■ **Records from a data collection**:

* * *

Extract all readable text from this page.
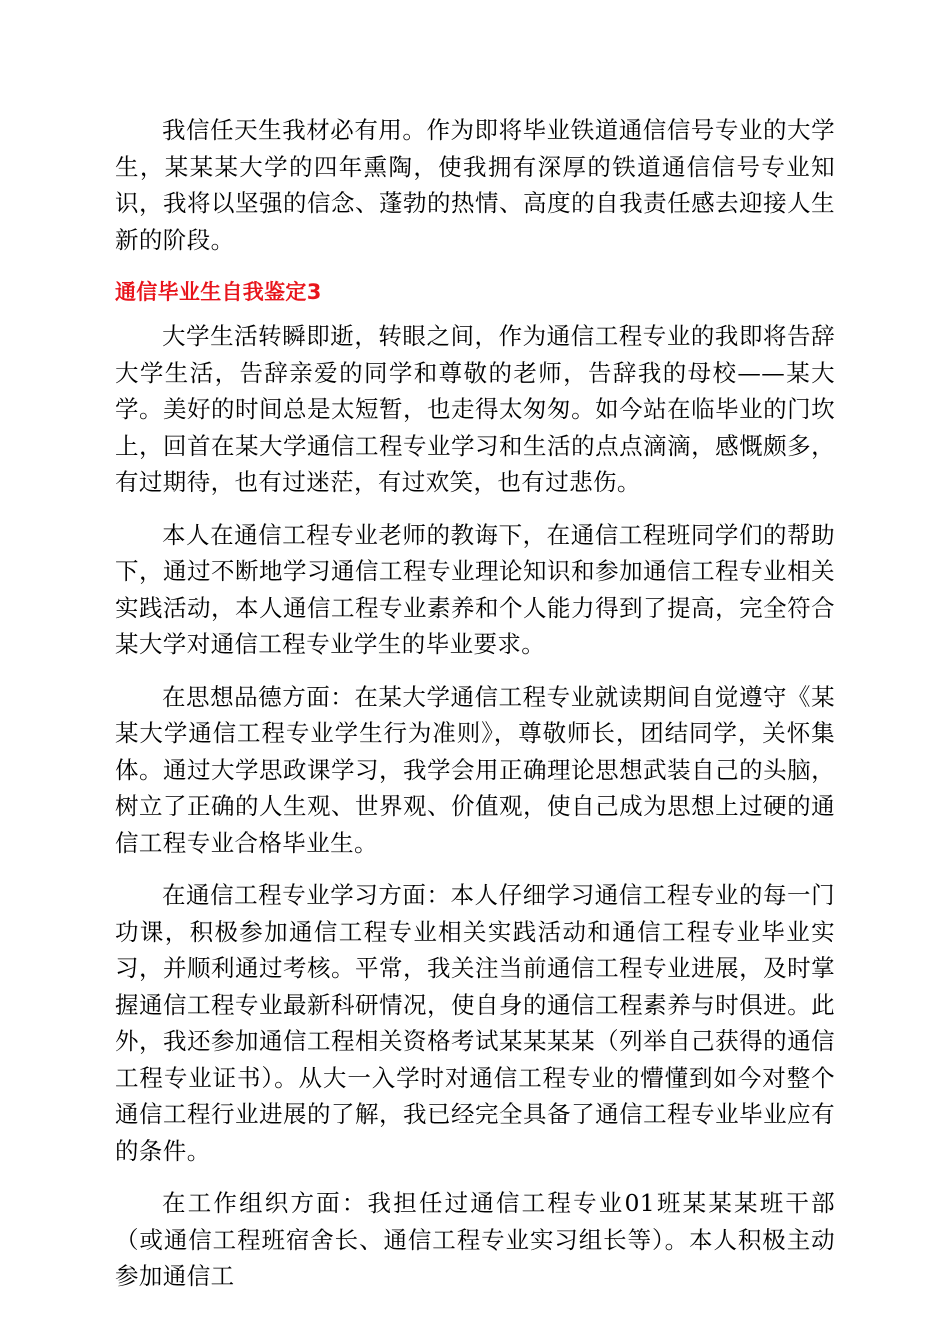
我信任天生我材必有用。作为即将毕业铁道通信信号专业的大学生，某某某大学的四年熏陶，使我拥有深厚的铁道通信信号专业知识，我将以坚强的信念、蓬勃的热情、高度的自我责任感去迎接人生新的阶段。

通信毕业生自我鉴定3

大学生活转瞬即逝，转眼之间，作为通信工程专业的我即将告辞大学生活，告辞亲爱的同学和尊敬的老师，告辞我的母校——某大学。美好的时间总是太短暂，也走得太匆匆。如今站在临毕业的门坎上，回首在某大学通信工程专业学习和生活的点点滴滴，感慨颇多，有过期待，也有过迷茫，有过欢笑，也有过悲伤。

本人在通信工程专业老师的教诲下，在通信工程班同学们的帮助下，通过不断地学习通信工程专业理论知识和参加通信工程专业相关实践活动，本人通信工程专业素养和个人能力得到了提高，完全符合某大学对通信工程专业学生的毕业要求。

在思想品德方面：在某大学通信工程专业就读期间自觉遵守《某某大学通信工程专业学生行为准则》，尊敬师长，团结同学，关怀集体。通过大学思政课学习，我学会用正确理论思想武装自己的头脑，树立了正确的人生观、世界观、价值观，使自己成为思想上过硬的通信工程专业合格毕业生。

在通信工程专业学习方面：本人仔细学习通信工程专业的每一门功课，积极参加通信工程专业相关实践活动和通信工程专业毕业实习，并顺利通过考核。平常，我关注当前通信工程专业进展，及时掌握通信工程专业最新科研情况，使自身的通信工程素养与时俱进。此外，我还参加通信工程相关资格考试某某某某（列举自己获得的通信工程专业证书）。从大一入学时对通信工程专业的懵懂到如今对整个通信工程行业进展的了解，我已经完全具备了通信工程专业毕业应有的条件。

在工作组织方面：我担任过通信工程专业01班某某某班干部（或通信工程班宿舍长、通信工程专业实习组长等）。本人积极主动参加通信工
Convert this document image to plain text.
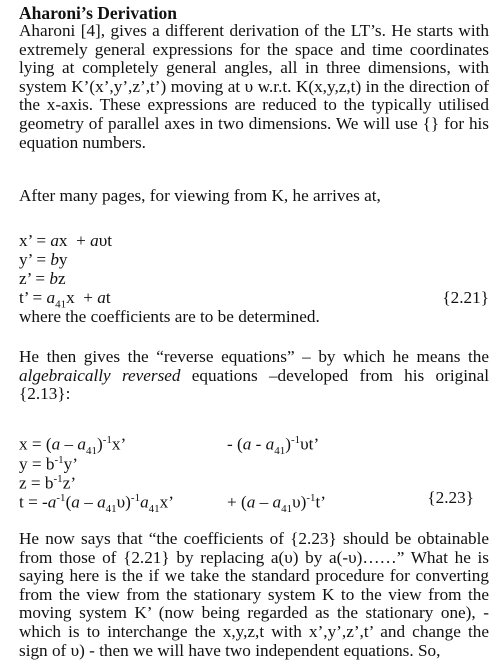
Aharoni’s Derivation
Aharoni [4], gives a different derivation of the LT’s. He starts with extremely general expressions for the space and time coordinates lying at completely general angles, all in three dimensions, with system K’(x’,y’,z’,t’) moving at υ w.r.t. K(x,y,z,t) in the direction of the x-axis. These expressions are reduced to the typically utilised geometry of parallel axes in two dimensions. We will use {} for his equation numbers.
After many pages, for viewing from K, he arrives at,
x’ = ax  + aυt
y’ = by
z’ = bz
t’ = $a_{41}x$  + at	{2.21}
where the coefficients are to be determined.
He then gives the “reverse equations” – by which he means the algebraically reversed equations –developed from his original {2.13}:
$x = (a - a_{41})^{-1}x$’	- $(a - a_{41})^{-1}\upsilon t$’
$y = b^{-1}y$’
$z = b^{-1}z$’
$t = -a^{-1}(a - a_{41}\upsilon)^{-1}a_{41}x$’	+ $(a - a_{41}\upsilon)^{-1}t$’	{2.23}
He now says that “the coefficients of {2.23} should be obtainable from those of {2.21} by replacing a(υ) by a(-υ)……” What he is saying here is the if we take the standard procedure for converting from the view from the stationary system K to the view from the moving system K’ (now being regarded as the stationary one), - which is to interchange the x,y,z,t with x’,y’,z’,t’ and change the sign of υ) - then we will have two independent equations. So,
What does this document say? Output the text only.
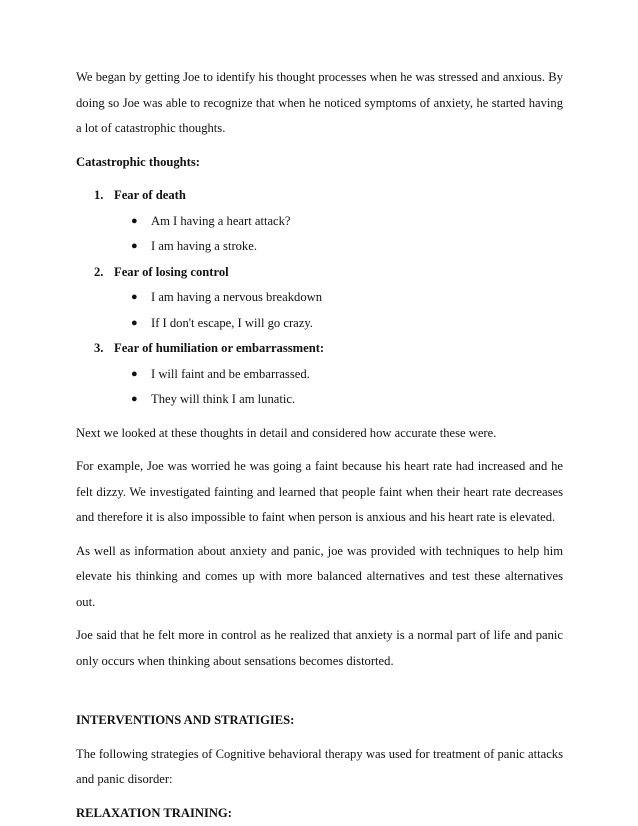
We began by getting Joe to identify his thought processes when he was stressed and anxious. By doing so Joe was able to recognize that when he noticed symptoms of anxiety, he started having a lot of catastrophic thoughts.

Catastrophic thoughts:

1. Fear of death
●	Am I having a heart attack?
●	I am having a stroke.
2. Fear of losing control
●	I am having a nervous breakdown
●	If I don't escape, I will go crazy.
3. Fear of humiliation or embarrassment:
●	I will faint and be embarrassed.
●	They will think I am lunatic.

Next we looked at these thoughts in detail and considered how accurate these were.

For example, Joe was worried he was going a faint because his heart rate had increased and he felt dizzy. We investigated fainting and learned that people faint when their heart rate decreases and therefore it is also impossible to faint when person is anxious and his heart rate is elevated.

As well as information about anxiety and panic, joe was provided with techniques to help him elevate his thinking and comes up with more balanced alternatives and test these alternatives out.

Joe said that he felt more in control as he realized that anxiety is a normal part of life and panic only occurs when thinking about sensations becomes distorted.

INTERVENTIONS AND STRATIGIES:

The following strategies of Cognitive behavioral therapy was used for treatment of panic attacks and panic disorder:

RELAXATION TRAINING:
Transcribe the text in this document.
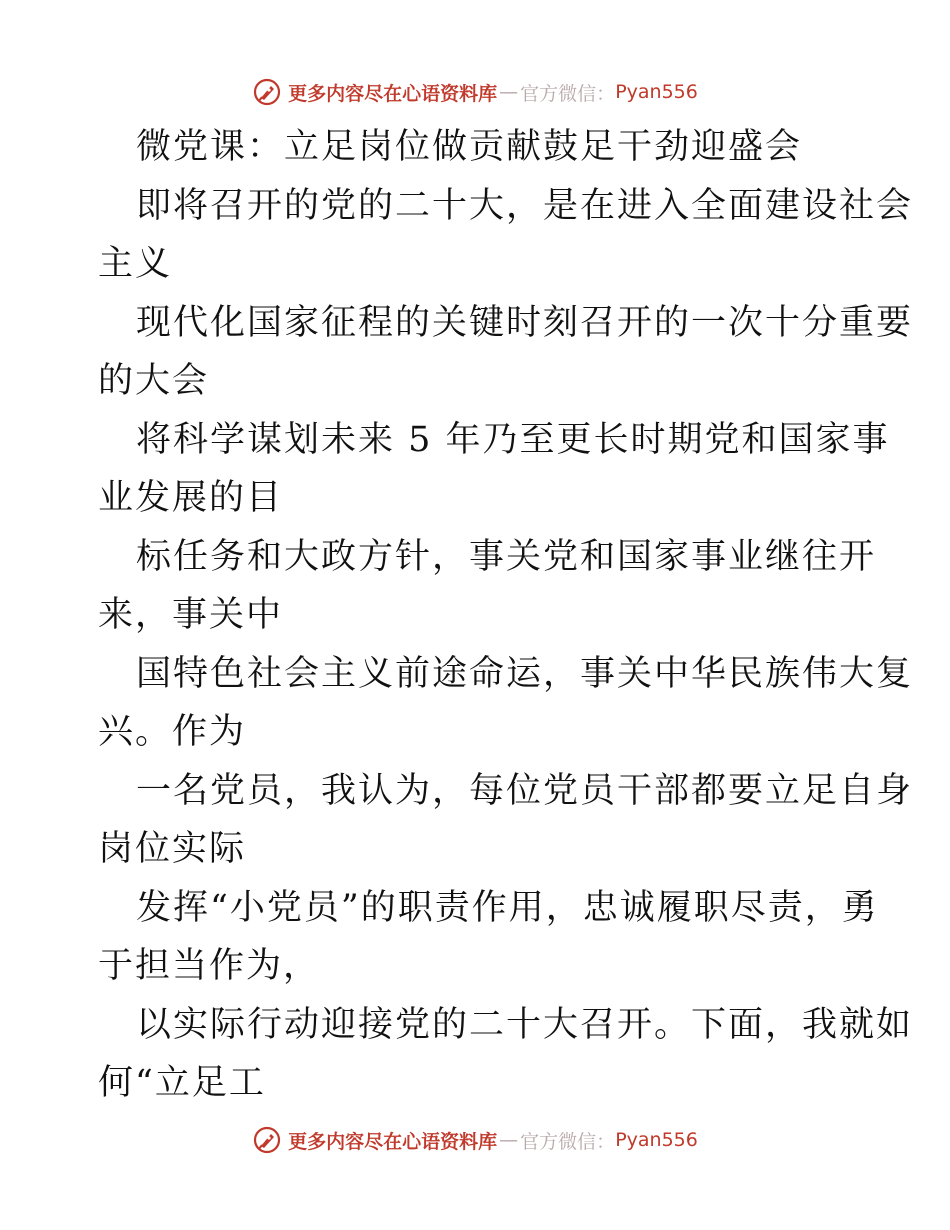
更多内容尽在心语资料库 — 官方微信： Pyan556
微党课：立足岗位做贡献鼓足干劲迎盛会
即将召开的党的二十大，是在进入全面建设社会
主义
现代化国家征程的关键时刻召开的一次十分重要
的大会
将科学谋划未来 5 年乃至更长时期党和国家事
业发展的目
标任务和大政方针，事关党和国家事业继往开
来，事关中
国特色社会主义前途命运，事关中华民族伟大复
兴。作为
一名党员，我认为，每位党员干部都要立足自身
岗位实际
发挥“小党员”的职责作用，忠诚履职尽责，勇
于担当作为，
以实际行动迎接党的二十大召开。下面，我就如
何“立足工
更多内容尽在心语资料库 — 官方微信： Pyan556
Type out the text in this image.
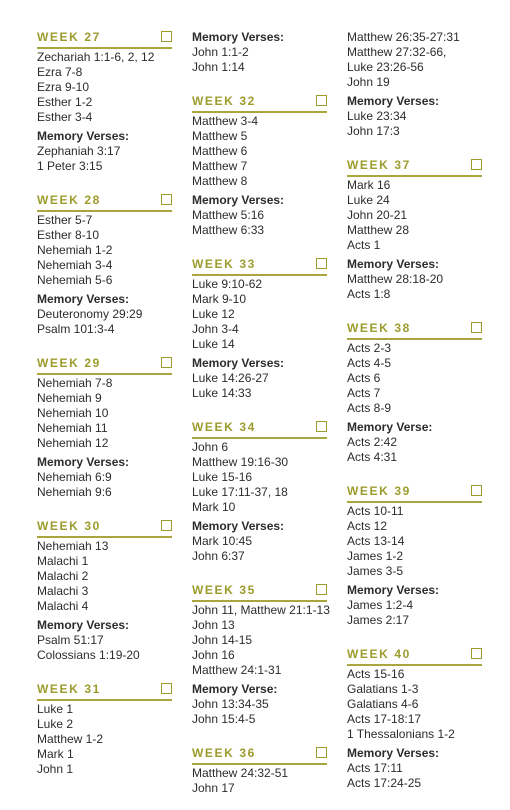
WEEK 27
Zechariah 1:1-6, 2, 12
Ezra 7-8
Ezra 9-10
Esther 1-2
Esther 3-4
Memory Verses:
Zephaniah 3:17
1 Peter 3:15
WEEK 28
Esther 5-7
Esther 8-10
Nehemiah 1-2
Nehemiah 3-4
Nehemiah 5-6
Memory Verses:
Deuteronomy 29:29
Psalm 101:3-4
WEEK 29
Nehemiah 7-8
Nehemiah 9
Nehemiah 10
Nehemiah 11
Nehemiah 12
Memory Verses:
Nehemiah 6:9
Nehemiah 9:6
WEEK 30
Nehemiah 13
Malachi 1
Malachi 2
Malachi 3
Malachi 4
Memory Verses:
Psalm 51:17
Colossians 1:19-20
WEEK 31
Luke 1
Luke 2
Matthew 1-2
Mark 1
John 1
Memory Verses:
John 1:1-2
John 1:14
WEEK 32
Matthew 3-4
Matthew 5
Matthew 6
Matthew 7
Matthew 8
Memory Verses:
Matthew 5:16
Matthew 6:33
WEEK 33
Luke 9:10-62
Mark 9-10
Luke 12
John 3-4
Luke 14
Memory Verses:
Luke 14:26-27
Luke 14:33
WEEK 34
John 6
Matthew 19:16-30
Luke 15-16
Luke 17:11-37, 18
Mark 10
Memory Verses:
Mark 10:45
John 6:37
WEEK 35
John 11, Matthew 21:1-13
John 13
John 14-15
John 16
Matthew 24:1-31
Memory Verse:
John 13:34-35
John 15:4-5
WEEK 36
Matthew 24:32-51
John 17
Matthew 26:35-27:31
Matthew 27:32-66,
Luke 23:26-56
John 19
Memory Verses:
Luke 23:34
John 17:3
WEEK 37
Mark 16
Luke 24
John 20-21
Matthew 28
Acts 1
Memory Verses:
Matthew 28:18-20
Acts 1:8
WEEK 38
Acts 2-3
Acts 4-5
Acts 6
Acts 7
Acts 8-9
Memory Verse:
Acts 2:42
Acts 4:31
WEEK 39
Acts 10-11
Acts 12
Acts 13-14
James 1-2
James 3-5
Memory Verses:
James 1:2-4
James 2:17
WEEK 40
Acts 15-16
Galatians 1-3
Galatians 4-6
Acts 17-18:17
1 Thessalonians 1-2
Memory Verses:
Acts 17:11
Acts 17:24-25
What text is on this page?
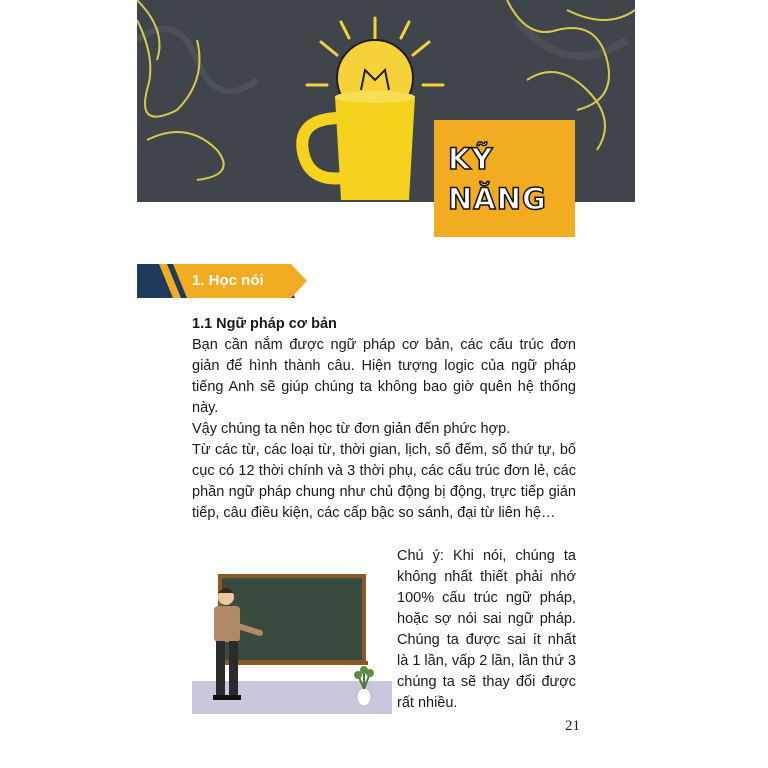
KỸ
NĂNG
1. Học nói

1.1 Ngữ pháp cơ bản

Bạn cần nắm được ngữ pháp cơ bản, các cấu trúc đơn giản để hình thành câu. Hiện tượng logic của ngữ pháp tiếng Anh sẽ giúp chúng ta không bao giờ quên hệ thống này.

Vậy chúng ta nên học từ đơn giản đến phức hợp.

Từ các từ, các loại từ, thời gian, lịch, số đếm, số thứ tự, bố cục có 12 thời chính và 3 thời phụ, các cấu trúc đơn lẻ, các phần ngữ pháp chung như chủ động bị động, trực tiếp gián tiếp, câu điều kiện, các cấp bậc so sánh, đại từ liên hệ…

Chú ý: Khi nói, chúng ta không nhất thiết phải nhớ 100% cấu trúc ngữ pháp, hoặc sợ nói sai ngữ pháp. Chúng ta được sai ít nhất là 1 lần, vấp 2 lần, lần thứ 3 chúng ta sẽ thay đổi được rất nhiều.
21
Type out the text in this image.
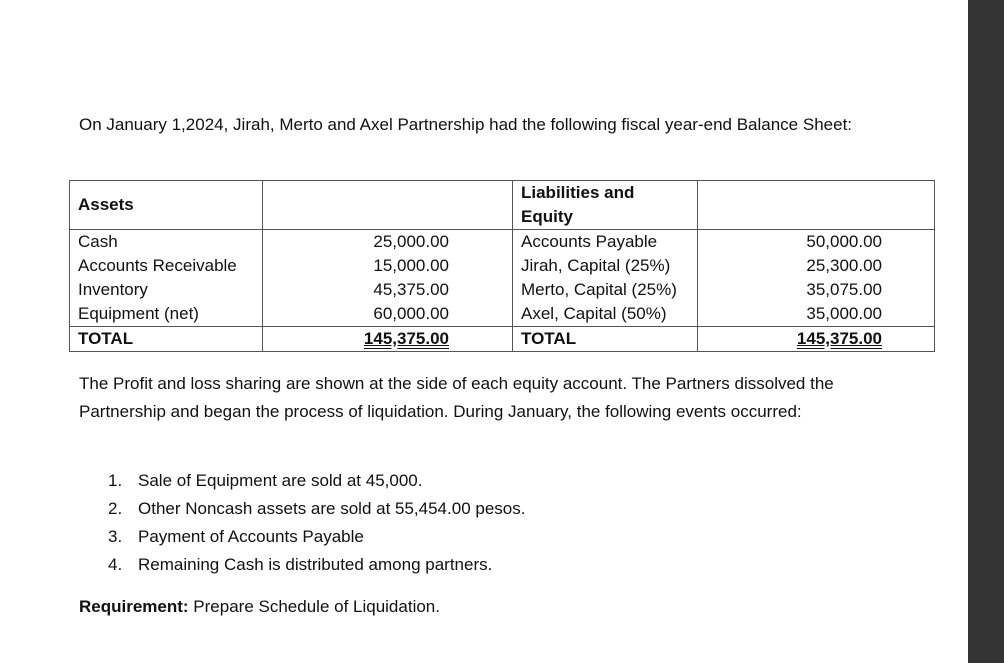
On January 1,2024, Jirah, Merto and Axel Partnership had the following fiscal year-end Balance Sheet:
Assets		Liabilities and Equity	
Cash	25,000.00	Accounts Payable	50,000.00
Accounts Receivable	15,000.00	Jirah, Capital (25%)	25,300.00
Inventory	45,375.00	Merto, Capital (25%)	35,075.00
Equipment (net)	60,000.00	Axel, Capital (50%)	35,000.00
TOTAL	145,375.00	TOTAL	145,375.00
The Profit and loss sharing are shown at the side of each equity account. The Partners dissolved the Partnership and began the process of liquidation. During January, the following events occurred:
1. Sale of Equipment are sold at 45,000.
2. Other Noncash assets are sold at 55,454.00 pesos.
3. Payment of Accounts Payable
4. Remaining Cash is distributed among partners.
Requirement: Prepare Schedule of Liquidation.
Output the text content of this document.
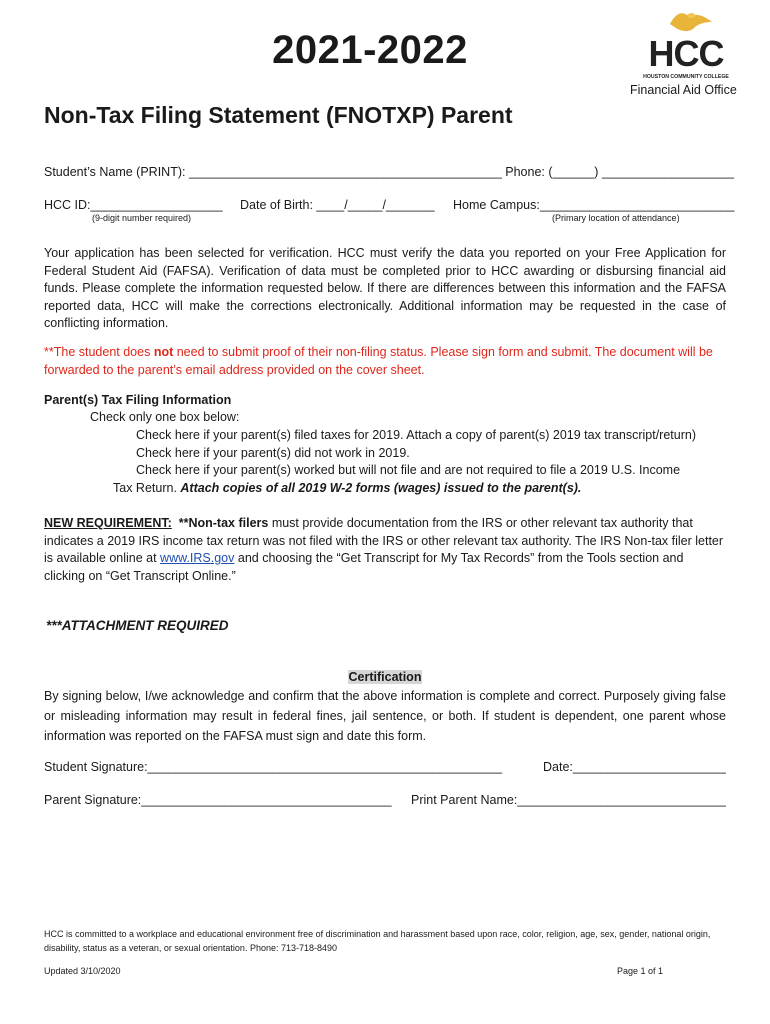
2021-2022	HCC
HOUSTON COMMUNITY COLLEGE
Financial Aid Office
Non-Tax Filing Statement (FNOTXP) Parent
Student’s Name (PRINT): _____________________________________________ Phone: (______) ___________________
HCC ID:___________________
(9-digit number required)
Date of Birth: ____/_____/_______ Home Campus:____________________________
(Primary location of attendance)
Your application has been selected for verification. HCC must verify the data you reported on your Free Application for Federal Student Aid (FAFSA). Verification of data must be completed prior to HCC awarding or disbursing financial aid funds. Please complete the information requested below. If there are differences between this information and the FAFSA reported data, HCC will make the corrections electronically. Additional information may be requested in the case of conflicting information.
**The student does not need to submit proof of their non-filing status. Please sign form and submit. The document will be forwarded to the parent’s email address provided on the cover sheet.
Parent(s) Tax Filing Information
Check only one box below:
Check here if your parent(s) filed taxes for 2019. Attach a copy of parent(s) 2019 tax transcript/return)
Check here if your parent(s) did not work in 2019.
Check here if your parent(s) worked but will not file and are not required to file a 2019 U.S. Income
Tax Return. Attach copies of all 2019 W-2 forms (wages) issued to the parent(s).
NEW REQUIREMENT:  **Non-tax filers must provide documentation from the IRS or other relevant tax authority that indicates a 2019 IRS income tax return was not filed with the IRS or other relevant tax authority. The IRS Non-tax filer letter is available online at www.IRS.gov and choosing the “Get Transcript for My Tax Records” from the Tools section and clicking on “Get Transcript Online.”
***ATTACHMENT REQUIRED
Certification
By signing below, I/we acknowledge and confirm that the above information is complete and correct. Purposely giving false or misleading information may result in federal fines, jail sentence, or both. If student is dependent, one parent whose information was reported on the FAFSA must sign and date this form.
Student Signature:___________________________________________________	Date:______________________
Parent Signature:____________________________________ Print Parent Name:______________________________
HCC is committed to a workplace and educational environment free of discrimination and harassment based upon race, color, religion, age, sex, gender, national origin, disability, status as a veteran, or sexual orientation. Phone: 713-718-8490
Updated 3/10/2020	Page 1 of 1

* * *

Copy out all lines that carry the word "text".

Extract all readable text from this page.
Convert this document image to plain text.
What does this document say? Output the text only.
Transcribe the text in this document.
Type out the text in this image.
What text is on this page?
Type out the text in this image.
Output the text content of this document.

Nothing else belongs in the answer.